_Goal_
Please copy out all of the material below word for word, leaving out the pictures.

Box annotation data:
════

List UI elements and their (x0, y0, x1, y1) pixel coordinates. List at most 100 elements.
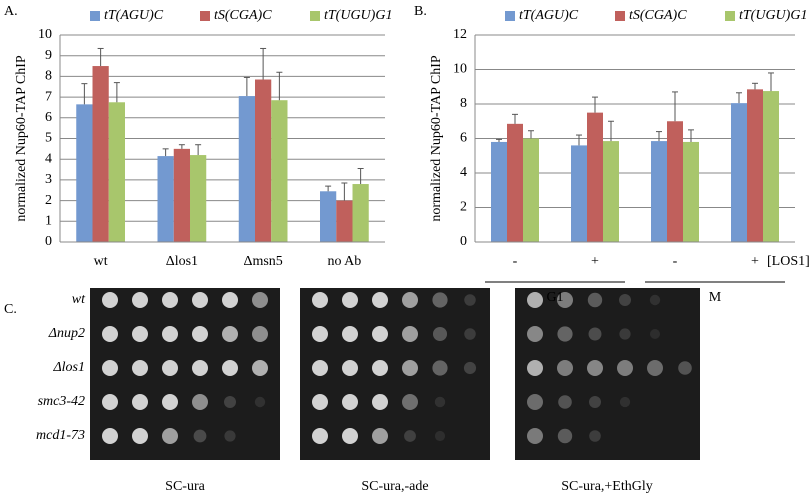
media-label: SC-ura,-ade (361, 479, 428, 494)
yeast-spot (192, 326, 208, 342)
yeast-spot (342, 428, 358, 444)
x-tick-label: Δlos1 (166, 254, 198, 269)
legend-label: tS(CGA)C (629, 8, 687, 23)
yeast-spot (312, 394, 328, 410)
plate-image (515, 288, 700, 460)
y-tick-label: 3 (45, 172, 52, 187)
legend-swatch (505, 11, 515, 21)
legend-label: tT(AGU)C (519, 8, 579, 23)
panel-label: B. (414, 4, 427, 19)
yeast-spot (372, 292, 388, 308)
yeast-spot (404, 430, 416, 442)
y-tick-label: 0 (45, 234, 52, 249)
bar (173, 148, 190, 242)
yeast-spot (132, 394, 148, 410)
group-label: G1 (546, 290, 563, 305)
yeast-spot (342, 292, 358, 308)
yeast-spot (463, 361, 477, 375)
yeast-spot (587, 360, 603, 376)
yeast-spot (132, 292, 148, 308)
y-tick-label: 4 (45, 151, 52, 166)
y-tick-label: 2 (460, 200, 467, 215)
bar (523, 138, 539, 242)
y-axis-label: normalized Nup60-TAP ChIP (14, 55, 29, 222)
yeast-spot (557, 428, 573, 444)
x-tick-label: + (591, 254, 599, 269)
yeast-spot (222, 360, 238, 376)
y-tick-label: 1 (45, 214, 52, 229)
panel-label: C. (4, 302, 17, 317)
yeast-spot (192, 394, 208, 410)
y-tick-label: 0 (460, 234, 467, 249)
plate-image (300, 288, 490, 460)
yeast-spot (252, 360, 268, 376)
yeast-spot (527, 326, 543, 342)
x-tick-label: Δmsn5 (243, 254, 282, 269)
bar (603, 141, 619, 242)
yeast-spot (434, 396, 446, 408)
yeast-spot (252, 292, 268, 308)
yeast-spot (192, 292, 208, 308)
yeast-spot (372, 428, 388, 444)
yeast-spot (587, 292, 603, 308)
yeast-spot (372, 360, 388, 376)
yeast-spot (222, 326, 238, 342)
y-tick-label: 12 (453, 27, 467, 42)
yeast-spot (102, 428, 118, 444)
strain-label: smc3-42 (38, 394, 85, 409)
yeast-spot (372, 394, 388, 410)
y-tick-label: 7 (45, 89, 52, 104)
yeast-spot (224, 396, 236, 408)
yeast-spot (132, 360, 148, 376)
bar (571, 145, 587, 242)
bar (190, 155, 207, 242)
yeast-spot (557, 360, 573, 376)
legend-swatch (310, 11, 320, 21)
yeast-spot (162, 428, 178, 444)
yeast-spot (162, 326, 178, 342)
yeast-spot (372, 326, 388, 342)
yeast-spot (619, 396, 631, 408)
yeast-spot (102, 292, 118, 308)
yeast-spot (162, 292, 178, 308)
y-tick-label: 5 (45, 131, 52, 146)
yeast-spot (102, 394, 118, 410)
yeast-spot (252, 326, 268, 342)
yeast-spot (527, 292, 543, 308)
bar (683, 141, 699, 242)
bar (507, 123, 523, 242)
legend-label: tT(AGU)C (104, 8, 164, 23)
plate-image (90, 288, 280, 460)
bar (157, 156, 174, 242)
x-tick-label: - (673, 254, 678, 269)
yeast-spot (678, 361, 692, 375)
yeast-spot (402, 394, 418, 410)
media-label: SC-ura,+EthGly (561, 479, 653, 494)
yeast-spot (649, 294, 661, 306)
bar (587, 112, 603, 242)
y-tick-label: 10 (38, 27, 52, 42)
bar (320, 191, 337, 242)
bar (108, 102, 125, 243)
yeast-spot (402, 360, 418, 376)
yeast-spot (432, 292, 448, 308)
yeast-spot (557, 326, 573, 342)
x-tick-label: - (513, 254, 518, 269)
yeast-spot (589, 396, 601, 408)
yeast-spot (162, 394, 178, 410)
y-tick-label: 10 (453, 62, 467, 77)
legend-swatch (200, 11, 210, 21)
y-tick-label: 8 (45, 69, 52, 84)
yeast-spot (527, 394, 543, 410)
yeast-spot (342, 360, 358, 376)
yeast-spot (647, 360, 663, 376)
x-tick-label: wt (94, 254, 108, 269)
group-label: M (709, 290, 722, 305)
x-tick-label: + (751, 254, 759, 269)
strain-label: mcd1-73 (36, 428, 85, 443)
yeast-spot (402, 326, 418, 342)
yeast-spot (193, 429, 207, 443)
legend-swatch (90, 11, 100, 21)
bar (336, 200, 353, 242)
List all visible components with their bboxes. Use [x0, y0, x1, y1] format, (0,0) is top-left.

════

_Expected answer_
List UI elements and their (x0, y0, x1, y1) pixel coordinates. List at most 100 elements.
media-label: SC-ura,-ade (361, 479, 428, 494)
yeast-spot (192, 326, 208, 342)
yeast-spot (342, 428, 358, 444)
x-tick-label: Δlos1 (166, 254, 198, 269)
legend-label: tS(CGA)C (629, 8, 687, 23)
yeast-spot (312, 394, 328, 410)
plate-image (515, 288, 700, 460)
y-tick-label: 3 (45, 172, 52, 187)
legend-swatch (505, 11, 515, 21)
legend-label: tT(AGU)C (519, 8, 579, 23)
panel-label: B. (414, 4, 427, 19)
yeast-spot (372, 292, 388, 308)
yeast-spot (404, 430, 416, 442)
y-tick-label: 0 (45, 234, 52, 249)
bar (173, 148, 190, 242)
yeast-spot (132, 394, 148, 410)
group-label: G1 (546, 290, 563, 305)
yeast-spot (342, 292, 358, 308)
yeast-spot (463, 361, 477, 375)
yeast-spot (587, 360, 603, 376)
yeast-spot (132, 292, 148, 308)
y-tick-label: 4 (45, 151, 52, 166)
y-tick-label: 2 (460, 200, 467, 215)
bar (523, 138, 539, 242)
y-axis-label: normalized Nup60-TAP ChIP (14, 55, 29, 222)
yeast-spot (557, 428, 573, 444)
x-tick-label: + (591, 254, 599, 269)
yeast-spot (222, 360, 238, 376)
y-tick-label: 1 (45, 214, 52, 229)
panel-label: C. (4, 302, 17, 317)
yeast-spot (192, 394, 208, 410)
y-tick-label: 0 (460, 234, 467, 249)
plate-image (300, 288, 490, 460)
yeast-spot (252, 360, 268, 376)
yeast-spot (527, 326, 543, 342)
x-tick-label: Δmsn5 (243, 254, 282, 269)
bar (603, 141, 619, 242)
yeast-spot (434, 396, 446, 408)
yeast-spot (252, 292, 268, 308)
yeast-spot (192, 292, 208, 308)
yeast-spot (372, 428, 388, 444)
yeast-spot (587, 292, 603, 308)
yeast-spot (372, 360, 388, 376)
yeast-spot (222, 326, 238, 342)
y-tick-label: 12 (453, 27, 467, 42)
yeast-spot (102, 428, 118, 444)
strain-label: smc3-42 (38, 394, 85, 409)
yeast-spot (372, 394, 388, 410)
y-tick-label: 7 (45, 89, 52, 104)
yeast-spot (224, 396, 236, 408)
yeast-spot (132, 360, 148, 376)
bar (571, 145, 587, 242)
bar (190, 155, 207, 242)
yeast-spot (557, 360, 573, 376)
legend-swatch (310, 11, 320, 21)
yeast-spot (162, 428, 178, 444)
yeast-spot (162, 326, 178, 342)
yeast-spot (372, 326, 388, 342)
yeast-spot (619, 396, 631, 408)
yeast-spot (102, 292, 118, 308)
yeast-spot (162, 292, 178, 308)
y-tick-label: 5 (45, 131, 52, 146)
yeast-spot (102, 394, 118, 410)
yeast-spot (252, 326, 268, 342)
yeast-spot (527, 292, 543, 308)
bar (683, 141, 699, 242)
bar (507, 123, 523, 242)
legend-label: tT(AGU)C (104, 8, 164, 23)
plate-image (90, 288, 280, 460)
bar (157, 156, 174, 242)
x-tick-label: - (673, 254, 678, 269)
yeast-spot (678, 361, 692, 375)
yeast-spot (402, 394, 418, 410)
media-label: SC-ura,+EthGly (561, 479, 653, 494)
yeast-spot (649, 294, 661, 306)
bar (587, 112, 603, 242)
y-tick-label: 10 (38, 27, 52, 42)
bar (320, 191, 337, 242)
bar (108, 102, 125, 243)
yeast-spot (402, 360, 418, 376)
yeast-spot (432, 292, 448, 308)
yeast-spot (557, 326, 573, 342)
x-tick-label: - (513, 254, 518, 269)
yeast-spot (589, 396, 601, 408)
yeast-spot (162, 394, 178, 410)
y-tick-label: 10 (453, 62, 467, 77)
legend-swatch (200, 11, 210, 21)
y-tick-label: 8 (45, 69, 52, 84)
yeast-spot (527, 394, 543, 410)
yeast-spot (342, 360, 358, 376)
yeast-spot (647, 360, 663, 376)
x-tick-label: wt (94, 254, 108, 269)
group-label: M (709, 290, 722, 305)
x-tick-label: + (751, 254, 759, 269)
strain-label: mcd1-73 (36, 428, 85, 443)
yeast-spot (402, 326, 418, 342)
yeast-spot (193, 429, 207, 443)
legend-swatch (90, 11, 100, 21)
bar (336, 200, 353, 242)
List all visible components with their bboxes. Use [x0, y0, x1, y1] format, (0,0) is top-left.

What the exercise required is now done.